◆ TASKS FOR THIS EXERCISE ◆
1. Summarize the reading notes in two sentences.
2. Retype the reading notes from the words "Finished two paper" to the words "the ghost premise.".
3. Write what comes next in the reading notes, picking up after their last sentence.

◆ READING PASSAGE ◆
****************

Coincidentally, R.A. MacAvoy's Damiano's Lute, which I broke down and started flipping between AMG and, is also set in France during one of those periods where the Black Death was active and when the Popes were stationed at Avignon. Made for an interesting contrast, and both books certainly gave the built-in dictionary a workout (it choked on "terpsichorean"). Another book which took an unexpected direction which was in retrospect kind of telegraphed throughout.

This was apparently the Road-Trip of Self-Discovery volume in the Trilogy, and the final book, Raphael felt mildly superfluous afterwards, but it had an interesting guest appearance which made it kind of a surprise prequel to one of MacAvoy's other books. Suffers from the exact same errors (U instead of li, lack of scene breaks) as Damiano did; I suspect they were all scanned and processed in a batch, and I'll browse the used bookshops to see if they've got paper copies I can at least grab the scene break placements from.

Finished two paper books, Mischief in Mudbug and Showdown in Mudbug, which are sequels to Trouble in Mudbug by Janna De Leon, which was a free giveaway at Kobo or Borders some months back and which I was entertained by enough to pick up the next in series when I spotted them at the library.

I've discovered a mild liking for zany screwball romantic comedies, and these are mystery/thriller/suspense/humour variants on them, with the heroine of each book finding love while being targeted for death and assisted by an overbearing ghost who drives them to distraction. The first two were enjoyable enough, but the final book was a bit over-the-top, what with what turned out to be the suspension-of-disbelief-straining motivating factor for the attempted murder in that one. Yes, even accounting for the ghost premise.

****************

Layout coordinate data
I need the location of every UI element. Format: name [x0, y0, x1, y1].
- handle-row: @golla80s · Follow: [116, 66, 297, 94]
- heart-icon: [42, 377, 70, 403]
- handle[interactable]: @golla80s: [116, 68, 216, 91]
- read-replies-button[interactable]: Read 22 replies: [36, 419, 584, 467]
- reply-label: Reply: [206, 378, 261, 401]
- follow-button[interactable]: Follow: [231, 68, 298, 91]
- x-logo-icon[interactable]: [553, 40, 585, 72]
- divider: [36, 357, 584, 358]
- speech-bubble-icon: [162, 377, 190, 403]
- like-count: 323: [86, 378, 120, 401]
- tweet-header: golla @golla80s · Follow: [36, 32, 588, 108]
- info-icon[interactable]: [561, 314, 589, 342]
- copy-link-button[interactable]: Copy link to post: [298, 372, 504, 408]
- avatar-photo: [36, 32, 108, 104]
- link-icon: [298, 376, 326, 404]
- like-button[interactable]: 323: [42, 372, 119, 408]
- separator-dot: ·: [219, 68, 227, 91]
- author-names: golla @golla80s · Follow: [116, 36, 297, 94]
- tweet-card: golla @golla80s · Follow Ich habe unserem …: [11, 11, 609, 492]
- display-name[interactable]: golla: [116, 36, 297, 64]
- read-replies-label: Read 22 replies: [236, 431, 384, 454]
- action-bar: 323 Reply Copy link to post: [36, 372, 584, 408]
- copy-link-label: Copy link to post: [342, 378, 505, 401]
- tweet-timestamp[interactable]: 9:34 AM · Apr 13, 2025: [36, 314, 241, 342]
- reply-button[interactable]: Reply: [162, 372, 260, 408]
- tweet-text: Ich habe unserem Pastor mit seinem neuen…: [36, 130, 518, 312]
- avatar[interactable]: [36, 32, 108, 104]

****************

◆ EXPECTED ANSWERS ◆
1. MacAvoy's Damiano's Lute, set in France during the Black Death and the Avignon papacy, took an unexpected turn and has the same scanning errors, such as missing scene breaks, as the previous volume, while the trilogy's final book, Raphael, felt mildly superfluous. The writer also finished Mischief in Mudbug and Showdown in Mudbug, sequels to Janna De Leon's Trouble in Mudbug in which each heroine finds love while being targeted for death and is helped by an overbearing ghost, and found the final book a bit over-the-top.

2.
Finished two paper books, Mischief in Mudbug and Showdown in Mudbug, which are sequels to Trouble in Mudbug by Janna De Leon, which was a free giveaway at Kobo or Borders some months back and which I was entertained by enough to pick up the next in series when I spotted them at the library.

I've discovered a mild liking for zany screwball romantic comedies, and these are mystery/thriller/suspense/humour variants on them, with the heroine of each book finding love while being targeted for death and assisted by an overbearing ghost who drives them to distraction. The first two were enjoyable enough, but the final book was a bit over-the-top, what with what turned out to be the suspension-of-disbelief-straining motivating factor for the attempted murder in that one. Yes, even accounting for the ghost premise.

3.
Note to aspiring authors: when your character is supposed to be a highly skilled computer hacker yet seems to confuse IP with MAC address and uses the former as the reason why she has to abandon to destruction her cheapie laptops after each and every attempted system break-in session because it's now marked for life and the computer itself can and will be unmistakeably traced by the unique IP address the second time she uses it while sitting at a randomly-selected-and-varied Internet café, well, I'm just going to channel Morbo from Futurama and say: IP ADDRESSES DO NOT WORK THAT WAY.

Now dividing my time between Yarbro's Blood Games, one of her popular vampire Saint-Germain stories set in Neronian Rome, MacAvoy's Twisting the Rope, sequel to Tea with a Black Dragon, and starting Vonda N. McIntyre's Starfarers, which is currently a promotional free giveaway (for a limited time) at the BookView Café.

The first two are pretty good so far, but despite McIntyre's reputation, her prose just isn't doing it for me. I remember the same effect from trying her Star Trek novels, which seemed to have interesting ideas put together well enough, but for some reason just fell flat even though I was trying to like them. I'll give it a few more chapters, though.